═══ Selected passage

As a parent who is praying for a couple of prodigals to return, I often find it hard to know what to talk about with my children who are struggling in the faith. Our perspectives and experiences are so different because we don’t share the same worldview. There are so many topics that I feel the need to steer clear of, and I always wonder if and when certain things should be addressed. Suddenly, these people with whom I’ve lived for decades feel like strangers and communicating can be awkward resulting in anxiety.
More than likely, it won’t be my voice they respond to when the Holy Spirit woos them to return. On one hand, my children intimately know my beliefs, and it is disrespectful for them to constantly challenge them or worse yet, flippantly shove disregard for their upbringing and family heritage. On the other hand, when considering our position not as parent, but as a believer showing the love of Christ to an unbeliever, our response may require overlooking things that at one time we would never have overlooked.
Helicopter parenting doesn’t end when our children leave home. I find that these days people pay their children’s bills, bail their children out, and fight their kid’s battles for them well into their twenties. This would be unheard of in generations past. We have lengthened the time of childhood. On one hand, this generation wants independence, until they don’t, meaning until they need your help with insurance, car note, or whatever the need might be. I’m not just talking about an occasional crisis, but parents taking responsibility for regular life expenses.

══════
═══ Data

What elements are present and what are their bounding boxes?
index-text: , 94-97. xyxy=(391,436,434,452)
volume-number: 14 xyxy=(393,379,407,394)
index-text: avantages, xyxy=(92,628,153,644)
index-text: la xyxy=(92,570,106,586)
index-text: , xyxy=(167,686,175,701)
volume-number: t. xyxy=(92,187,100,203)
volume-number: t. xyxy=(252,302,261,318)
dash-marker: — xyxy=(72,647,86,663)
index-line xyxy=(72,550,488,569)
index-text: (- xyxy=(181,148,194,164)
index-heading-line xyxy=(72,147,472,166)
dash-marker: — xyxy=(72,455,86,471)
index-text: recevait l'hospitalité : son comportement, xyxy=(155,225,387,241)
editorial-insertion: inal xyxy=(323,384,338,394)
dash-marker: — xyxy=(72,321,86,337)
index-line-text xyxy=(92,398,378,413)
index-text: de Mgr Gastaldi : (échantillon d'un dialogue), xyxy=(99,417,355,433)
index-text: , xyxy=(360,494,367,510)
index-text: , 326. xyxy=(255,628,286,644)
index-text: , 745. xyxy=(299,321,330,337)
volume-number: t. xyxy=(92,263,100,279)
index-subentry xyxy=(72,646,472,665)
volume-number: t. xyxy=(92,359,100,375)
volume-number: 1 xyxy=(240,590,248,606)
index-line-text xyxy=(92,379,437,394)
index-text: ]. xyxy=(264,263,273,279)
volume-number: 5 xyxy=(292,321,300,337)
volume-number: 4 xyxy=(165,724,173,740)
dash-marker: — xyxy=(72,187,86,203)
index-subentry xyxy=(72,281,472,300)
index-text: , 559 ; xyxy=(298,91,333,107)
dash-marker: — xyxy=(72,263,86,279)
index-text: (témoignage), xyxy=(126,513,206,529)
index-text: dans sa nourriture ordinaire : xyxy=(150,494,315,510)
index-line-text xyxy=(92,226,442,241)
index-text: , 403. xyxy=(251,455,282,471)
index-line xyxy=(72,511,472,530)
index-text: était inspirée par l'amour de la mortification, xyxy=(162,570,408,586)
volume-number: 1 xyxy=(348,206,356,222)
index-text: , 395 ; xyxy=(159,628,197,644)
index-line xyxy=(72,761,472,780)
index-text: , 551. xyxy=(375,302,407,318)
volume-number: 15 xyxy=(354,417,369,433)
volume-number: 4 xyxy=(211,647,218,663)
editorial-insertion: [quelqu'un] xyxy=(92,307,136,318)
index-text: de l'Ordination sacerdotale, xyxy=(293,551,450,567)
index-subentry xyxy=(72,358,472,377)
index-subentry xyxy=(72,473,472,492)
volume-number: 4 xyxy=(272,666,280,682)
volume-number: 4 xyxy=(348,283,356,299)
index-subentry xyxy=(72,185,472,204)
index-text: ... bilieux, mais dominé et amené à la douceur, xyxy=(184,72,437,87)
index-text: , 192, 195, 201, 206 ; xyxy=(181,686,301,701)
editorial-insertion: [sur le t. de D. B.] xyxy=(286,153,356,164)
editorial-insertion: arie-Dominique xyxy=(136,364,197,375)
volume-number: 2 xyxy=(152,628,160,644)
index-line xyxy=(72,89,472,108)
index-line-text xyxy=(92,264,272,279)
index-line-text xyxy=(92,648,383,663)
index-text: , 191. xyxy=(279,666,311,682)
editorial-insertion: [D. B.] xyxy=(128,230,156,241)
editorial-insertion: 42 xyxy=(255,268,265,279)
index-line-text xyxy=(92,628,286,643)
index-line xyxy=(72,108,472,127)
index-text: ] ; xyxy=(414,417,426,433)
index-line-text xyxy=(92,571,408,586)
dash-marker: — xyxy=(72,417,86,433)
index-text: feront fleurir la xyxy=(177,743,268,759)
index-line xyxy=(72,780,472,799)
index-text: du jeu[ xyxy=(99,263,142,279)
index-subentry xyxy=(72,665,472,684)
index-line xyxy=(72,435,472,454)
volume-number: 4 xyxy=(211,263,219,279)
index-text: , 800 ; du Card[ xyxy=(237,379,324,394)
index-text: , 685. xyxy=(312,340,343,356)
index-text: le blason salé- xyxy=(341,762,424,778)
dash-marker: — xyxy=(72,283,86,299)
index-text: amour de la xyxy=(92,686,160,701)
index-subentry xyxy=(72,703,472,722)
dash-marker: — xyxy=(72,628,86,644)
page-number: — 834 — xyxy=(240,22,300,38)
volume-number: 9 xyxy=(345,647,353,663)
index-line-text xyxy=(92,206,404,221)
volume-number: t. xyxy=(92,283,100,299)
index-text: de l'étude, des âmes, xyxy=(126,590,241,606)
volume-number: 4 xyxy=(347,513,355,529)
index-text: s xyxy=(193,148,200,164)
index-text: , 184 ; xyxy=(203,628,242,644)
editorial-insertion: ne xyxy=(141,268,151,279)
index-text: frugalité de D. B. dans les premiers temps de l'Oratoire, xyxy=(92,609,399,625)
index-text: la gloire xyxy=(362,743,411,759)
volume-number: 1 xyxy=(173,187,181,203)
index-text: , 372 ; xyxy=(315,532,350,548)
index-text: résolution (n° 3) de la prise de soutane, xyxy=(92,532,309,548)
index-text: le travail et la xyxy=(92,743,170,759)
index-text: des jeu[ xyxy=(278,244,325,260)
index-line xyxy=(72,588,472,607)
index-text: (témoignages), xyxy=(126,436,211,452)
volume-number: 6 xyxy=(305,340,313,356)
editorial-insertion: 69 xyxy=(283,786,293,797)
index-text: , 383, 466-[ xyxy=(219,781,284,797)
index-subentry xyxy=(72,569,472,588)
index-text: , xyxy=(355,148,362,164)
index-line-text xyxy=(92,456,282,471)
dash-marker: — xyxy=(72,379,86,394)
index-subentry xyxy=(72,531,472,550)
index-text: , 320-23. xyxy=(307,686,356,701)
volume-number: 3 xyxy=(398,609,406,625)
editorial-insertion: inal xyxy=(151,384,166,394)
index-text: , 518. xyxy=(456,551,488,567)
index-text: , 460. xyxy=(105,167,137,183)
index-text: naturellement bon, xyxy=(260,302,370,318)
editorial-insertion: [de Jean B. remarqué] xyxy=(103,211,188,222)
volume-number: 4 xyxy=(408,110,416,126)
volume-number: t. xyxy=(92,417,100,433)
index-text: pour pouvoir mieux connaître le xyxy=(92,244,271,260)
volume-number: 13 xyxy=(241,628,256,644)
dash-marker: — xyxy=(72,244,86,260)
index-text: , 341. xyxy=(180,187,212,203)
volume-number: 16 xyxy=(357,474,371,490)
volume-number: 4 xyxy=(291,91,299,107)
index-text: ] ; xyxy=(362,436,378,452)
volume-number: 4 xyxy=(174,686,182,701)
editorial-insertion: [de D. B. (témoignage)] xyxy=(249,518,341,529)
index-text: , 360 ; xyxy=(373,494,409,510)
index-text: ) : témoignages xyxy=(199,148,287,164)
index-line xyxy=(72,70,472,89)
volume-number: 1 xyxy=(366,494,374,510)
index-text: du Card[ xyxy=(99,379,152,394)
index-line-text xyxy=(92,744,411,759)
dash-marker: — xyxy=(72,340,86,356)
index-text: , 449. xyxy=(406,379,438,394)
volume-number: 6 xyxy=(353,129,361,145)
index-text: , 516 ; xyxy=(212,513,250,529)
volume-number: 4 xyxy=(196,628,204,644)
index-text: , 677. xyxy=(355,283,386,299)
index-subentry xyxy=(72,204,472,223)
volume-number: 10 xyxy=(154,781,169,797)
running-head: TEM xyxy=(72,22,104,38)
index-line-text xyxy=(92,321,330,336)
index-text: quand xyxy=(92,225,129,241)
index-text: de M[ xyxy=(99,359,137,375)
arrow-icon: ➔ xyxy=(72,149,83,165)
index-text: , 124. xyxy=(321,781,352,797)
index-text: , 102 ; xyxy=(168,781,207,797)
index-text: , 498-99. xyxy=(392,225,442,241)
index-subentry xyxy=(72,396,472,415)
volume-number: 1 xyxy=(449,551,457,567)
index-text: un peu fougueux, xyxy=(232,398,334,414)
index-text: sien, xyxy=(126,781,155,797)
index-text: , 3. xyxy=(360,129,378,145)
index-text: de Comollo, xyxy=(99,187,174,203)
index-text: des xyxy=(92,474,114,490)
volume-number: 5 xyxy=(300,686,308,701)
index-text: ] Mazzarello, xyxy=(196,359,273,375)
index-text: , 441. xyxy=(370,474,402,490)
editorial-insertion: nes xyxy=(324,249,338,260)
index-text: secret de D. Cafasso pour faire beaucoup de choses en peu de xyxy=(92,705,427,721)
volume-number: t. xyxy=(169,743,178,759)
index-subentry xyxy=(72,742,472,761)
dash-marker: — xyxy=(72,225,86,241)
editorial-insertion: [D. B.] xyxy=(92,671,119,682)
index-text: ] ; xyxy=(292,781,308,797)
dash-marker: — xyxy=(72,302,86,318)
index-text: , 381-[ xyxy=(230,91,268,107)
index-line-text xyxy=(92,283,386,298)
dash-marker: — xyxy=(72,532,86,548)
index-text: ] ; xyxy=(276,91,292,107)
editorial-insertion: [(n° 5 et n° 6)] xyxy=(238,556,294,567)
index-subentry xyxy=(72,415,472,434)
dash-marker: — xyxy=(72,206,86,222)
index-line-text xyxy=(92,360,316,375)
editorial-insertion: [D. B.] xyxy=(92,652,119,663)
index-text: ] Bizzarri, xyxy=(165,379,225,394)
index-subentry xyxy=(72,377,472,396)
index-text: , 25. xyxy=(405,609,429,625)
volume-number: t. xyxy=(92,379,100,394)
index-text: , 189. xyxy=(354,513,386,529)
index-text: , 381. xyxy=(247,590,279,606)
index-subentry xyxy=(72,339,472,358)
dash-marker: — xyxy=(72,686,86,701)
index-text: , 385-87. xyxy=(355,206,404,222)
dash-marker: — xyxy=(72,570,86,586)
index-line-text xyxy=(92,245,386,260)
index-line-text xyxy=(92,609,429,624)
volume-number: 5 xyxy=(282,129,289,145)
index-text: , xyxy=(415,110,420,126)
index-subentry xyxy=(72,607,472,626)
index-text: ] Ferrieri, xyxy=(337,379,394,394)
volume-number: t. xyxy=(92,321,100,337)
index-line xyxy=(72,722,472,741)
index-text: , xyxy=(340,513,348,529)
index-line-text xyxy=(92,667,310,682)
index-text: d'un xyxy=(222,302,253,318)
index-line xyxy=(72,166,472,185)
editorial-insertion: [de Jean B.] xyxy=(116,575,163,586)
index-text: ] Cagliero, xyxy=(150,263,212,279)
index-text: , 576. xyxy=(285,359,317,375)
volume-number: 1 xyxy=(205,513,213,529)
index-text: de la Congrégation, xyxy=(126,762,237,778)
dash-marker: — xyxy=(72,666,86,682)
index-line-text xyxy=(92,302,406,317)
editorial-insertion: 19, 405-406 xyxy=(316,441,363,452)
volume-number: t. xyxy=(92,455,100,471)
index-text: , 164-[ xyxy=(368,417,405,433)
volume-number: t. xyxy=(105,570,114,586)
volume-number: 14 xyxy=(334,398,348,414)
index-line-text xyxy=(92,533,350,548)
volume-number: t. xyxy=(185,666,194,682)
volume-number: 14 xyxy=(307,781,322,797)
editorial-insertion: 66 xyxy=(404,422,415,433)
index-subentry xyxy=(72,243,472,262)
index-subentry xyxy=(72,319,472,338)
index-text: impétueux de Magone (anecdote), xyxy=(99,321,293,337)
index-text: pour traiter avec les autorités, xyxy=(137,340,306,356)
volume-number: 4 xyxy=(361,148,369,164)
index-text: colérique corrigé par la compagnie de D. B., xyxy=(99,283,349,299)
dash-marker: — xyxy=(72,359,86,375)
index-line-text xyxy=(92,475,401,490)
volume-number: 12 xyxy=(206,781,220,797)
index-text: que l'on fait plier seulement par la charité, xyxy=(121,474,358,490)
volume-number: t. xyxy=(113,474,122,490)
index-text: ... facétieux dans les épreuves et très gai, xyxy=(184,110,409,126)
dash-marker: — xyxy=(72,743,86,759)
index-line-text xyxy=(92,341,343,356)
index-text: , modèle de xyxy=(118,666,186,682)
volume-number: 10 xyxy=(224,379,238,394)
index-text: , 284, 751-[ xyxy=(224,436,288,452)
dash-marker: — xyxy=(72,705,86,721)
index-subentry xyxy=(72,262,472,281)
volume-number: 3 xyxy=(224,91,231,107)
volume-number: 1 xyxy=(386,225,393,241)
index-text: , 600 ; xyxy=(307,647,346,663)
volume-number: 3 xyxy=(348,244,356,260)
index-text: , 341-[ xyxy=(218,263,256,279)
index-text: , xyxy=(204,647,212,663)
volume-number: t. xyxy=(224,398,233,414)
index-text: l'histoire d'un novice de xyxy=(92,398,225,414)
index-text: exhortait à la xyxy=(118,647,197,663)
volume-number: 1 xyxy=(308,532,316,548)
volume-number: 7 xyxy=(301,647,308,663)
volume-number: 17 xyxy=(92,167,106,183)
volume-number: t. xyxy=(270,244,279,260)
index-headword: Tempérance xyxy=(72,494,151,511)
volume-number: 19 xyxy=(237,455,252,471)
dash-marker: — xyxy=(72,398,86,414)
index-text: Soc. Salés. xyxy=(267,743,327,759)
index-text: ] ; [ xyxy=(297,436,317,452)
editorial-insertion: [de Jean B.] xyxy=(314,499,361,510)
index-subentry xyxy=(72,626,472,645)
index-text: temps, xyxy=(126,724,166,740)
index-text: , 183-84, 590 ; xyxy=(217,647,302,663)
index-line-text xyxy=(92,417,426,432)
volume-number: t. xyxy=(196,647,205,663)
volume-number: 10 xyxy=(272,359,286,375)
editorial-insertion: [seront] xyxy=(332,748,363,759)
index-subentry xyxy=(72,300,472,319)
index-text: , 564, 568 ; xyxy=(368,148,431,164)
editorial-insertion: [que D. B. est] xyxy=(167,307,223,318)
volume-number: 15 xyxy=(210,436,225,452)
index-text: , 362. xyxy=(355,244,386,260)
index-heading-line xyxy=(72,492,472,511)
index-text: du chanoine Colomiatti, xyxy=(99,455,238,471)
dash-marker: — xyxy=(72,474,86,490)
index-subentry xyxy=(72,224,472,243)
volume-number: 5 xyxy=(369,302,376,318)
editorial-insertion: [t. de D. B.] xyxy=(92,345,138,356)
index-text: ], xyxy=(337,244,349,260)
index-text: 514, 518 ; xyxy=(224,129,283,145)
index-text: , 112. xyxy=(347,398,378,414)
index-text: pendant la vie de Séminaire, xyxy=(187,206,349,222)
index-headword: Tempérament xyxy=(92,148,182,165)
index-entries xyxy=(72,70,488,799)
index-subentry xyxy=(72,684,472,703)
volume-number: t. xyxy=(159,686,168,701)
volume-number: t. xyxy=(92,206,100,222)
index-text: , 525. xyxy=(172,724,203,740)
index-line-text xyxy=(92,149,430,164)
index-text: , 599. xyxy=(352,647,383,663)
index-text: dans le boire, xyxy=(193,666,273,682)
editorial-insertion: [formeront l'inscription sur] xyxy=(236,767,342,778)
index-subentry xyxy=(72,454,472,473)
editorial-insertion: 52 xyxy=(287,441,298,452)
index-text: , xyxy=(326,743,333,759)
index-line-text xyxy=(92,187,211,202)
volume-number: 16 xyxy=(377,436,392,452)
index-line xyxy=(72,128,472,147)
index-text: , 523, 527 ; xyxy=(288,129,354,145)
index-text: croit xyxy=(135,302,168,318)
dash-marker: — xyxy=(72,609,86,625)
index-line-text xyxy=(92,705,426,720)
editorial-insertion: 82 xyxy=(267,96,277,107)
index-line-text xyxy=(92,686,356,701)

══════

**To do:**
**A)** In the passage on parenting prodigal children, rewrite the part starting with "Helicopter parenting doesn’t" and going on through "regular life expenses.", changing "Helicopter parenting" to "Overprotective parenting".
**B)** According to the passage on parenting prodigal children, until what age do people now fight their kids' battles for them?
**C)** Pick up the passage on parenting prodigal children after its final sentence and continue it.

**Results:**
**A)**
Overprotective parenting doesn’t end when our children leave home. I find that these days people pay their children’s bills, bail their children out, and fight their kid’s battles for them well into their twenties. This would be unheard of in generations past. We have lengthened the time of childhood. On one hand, this generation wants independence, until they don’t, meaning until they need your help with insurance, car note, or whatever the need might be. I’m not just talking about an occasional crisis, but parents taking responsibility for regular life expenses.

**B)** Well into their twenties.

**C)**
When I think of the prodigal son, I think of how the father in the parable let the son go. He knew that the young man was walking away from the way he was raised. He knew that he would likely go about riotous living. Who knows what kinds of imaginations this father endured while his son was gone? Is he dead? Has he hurt himself or others in his foolishness? Is he in jail, or some other embarrassing situation? But regardless of his imaginings, in his wisdom, he waited until the son came running to him. He allowed him to experience consequence.
I wonder how differently the story would turn out if the father sent a monthly check to his son? Sometimes I think that the fear of allowing our children to experience consequences prolongs their poor choices. I doubt the son would have come to the same conclusion if the father had enabled him to continue in his lifestyle.
We’ve established the fact that the prodigal’s father didn’t go run after the son. He didn’t find him and drag him back home, imprisoning him until he came to his senses. The truth is, he likely wouldn’t have come to his senses in that way. I’m so thankful for the Holy Spirit. He wants my children back in the fold, more than I do. He can do work that I cannot. He has already planned interventions, circumstances, and divine appointments for my children that only he in his excellent wisdom could achieve. Jesus rescued us from our sin and our past. I can rescue no one from sin and death. When I acknowledge this, it sets me free from a burden that was never mine to begin with.
Nothing will help the fulfillment of the command to, “Pray without ceasing (Ephesians 6:18),” as easily as parenthood! I know that at each “letting go” stage for my children, I tried to remember to pray when I was tempted to rush in to rescue. Parental prayer is nothing more than the ultimate “letting go and letting God.” Pray as the Holy Spirit leads, release angels to work on your children’s behalf, and acknowledge to God that you trust that he is working in their lives. Knowing that a child is struggling with their faith can become a temptation to worry. But as we pray, we are to leave our burdens with God. Praying is your responsibility. Leave the rest to God. He can work it out better than you could anyway!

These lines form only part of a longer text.